Supplied entries:
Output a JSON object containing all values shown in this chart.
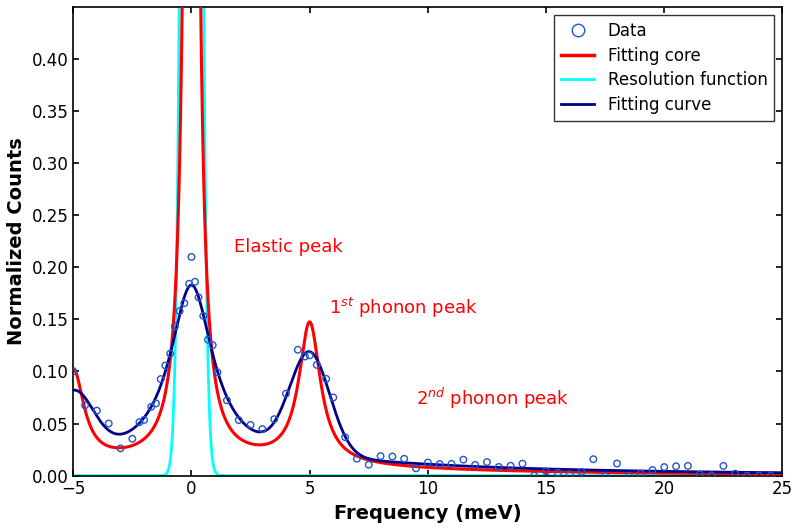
{
  "title": "",
  "xlabel": "Frequency (meV)",
  "ylabel": "Normalized Counts",
  "xlim": [
    -5,
    25
  ],
  "ylim": [
    0,
    0.45
  ],
  "yticks": [
    0,
    0.05,
    0.1,
    0.15,
    0.2,
    0.25,
    0.3,
    0.35,
    0.4
  ],
  "xticks": [
    -5,
    0,
    5,
    10,
    15,
    20,
    25
  ],
  "legend_labels": [
    "Data",
    "Fitting core",
    "Resolution function",
    "Fitting curve"
  ],
  "annotation_elastic": "Elastic peak",
  "annotation_1st": "1$^{st}$ phonon peak",
  "annotation_2nd": "2$^{nd}$ phonon peak",
  "annotation_color": "#ff0000",
  "figsize": [
    8.0,
    5.3
  ],
  "dpi": 100,
  "data_x": [
    -5.0,
    -4.5,
    -4.0,
    -3.5,
    -3.0,
    -2.5,
    -2.2,
    -2.0,
    -1.7,
    -1.5,
    -1.3,
    -1.1,
    -0.9,
    -0.7,
    -0.5,
    -0.3,
    -0.1,
    0.0,
    0.15,
    0.3,
    0.5,
    0.7,
    0.9,
    1.1,
    1.5,
    2.0,
    2.5,
    3.0,
    3.5,
    4.0,
    4.5,
    4.8,
    5.0,
    5.3,
    5.7,
    6.0,
    6.5,
    7.0,
    7.5,
    8.0,
    8.5,
    9.0,
    9.5,
    10.0,
    10.5,
    11.0,
    11.5,
    12.0,
    12.5,
    13.0,
    13.5,
    14.0,
    14.5,
    15.0,
    15.5,
    16.0,
    16.5,
    17.0,
    17.5,
    18.0,
    18.5,
    19.0,
    19.5,
    20.0,
    20.5,
    21.0,
    21.5,
    22.0,
    22.5,
    23.0,
    23.5,
    24.0,
    24.5
  ]
}
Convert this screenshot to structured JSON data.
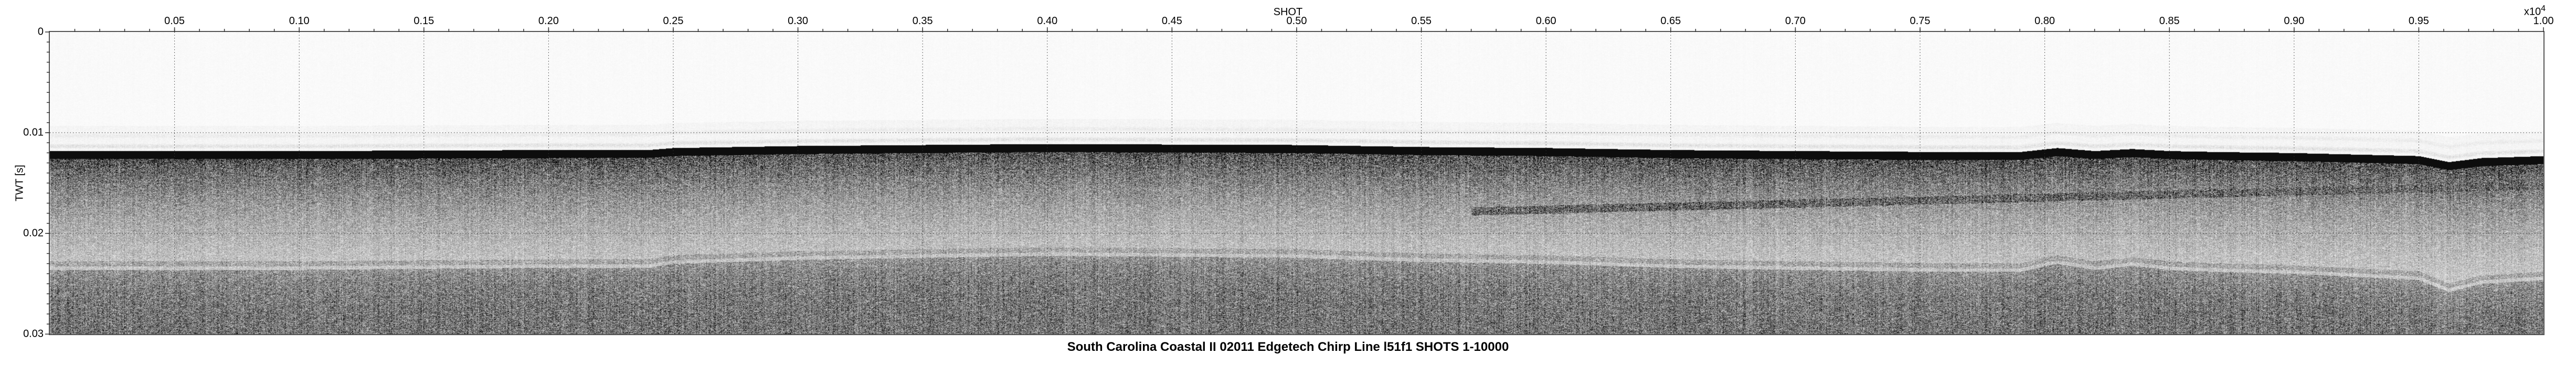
{
  "chart_data": {
    "type": "heatmap",
    "title": "South Carolina Coastal II 02011 Edgetech Chirp Line l51f1 SHOTS 1-10000",
    "xlabel": "SHOT",
    "x_multiplier": "x10",
    "x_multiplier_exp": "4",
    "ylabel": "TWT [s]",
    "xlim": [
      0,
      1.0
    ],
    "ylim": [
      0,
      0.03
    ],
    "y_reversed": true,
    "grid": true,
    "colormap": "grayscale",
    "x_ticks": [
      "0.05",
      "0.10",
      "0.15",
      "0.20",
      "0.25",
      "0.30",
      "0.35",
      "0.40",
      "0.45",
      "0.50",
      "0.55",
      "0.60",
      "0.65",
      "0.70",
      "0.75",
      "0.80",
      "0.85",
      "0.90",
      "0.95",
      "1.00"
    ],
    "y_ticks": [
      "0",
      "0.01",
      "0.02",
      "0.03"
    ],
    "seafloor_twt": {
      "shot": [
        0.0,
        0.1,
        0.2,
        0.24,
        0.25,
        0.3,
        0.4,
        0.5,
        0.55,
        0.6,
        0.65,
        0.7,
        0.76,
        0.79,
        0.805,
        0.82,
        0.835,
        0.85,
        0.87,
        0.9,
        0.95,
        0.962,
        0.975,
        1.0
      ],
      "twt": [
        0.0121,
        0.0121,
        0.012,
        0.012,
        0.0118,
        0.0116,
        0.0114,
        0.0115,
        0.0117,
        0.0118,
        0.012,
        0.0121,
        0.0122,
        0.0122,
        0.0118,
        0.0121,
        0.0119,
        0.0121,
        0.0122,
        0.0123,
        0.0126,
        0.0132,
        0.0128,
        0.0126
      ]
    }
  }
}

Exercise prompt: Pick out each line containing the string "ylabel" and copy it.

Written solution:
  "ylabel": "Normalized Counts",
    "ylabel": "TWT [s]",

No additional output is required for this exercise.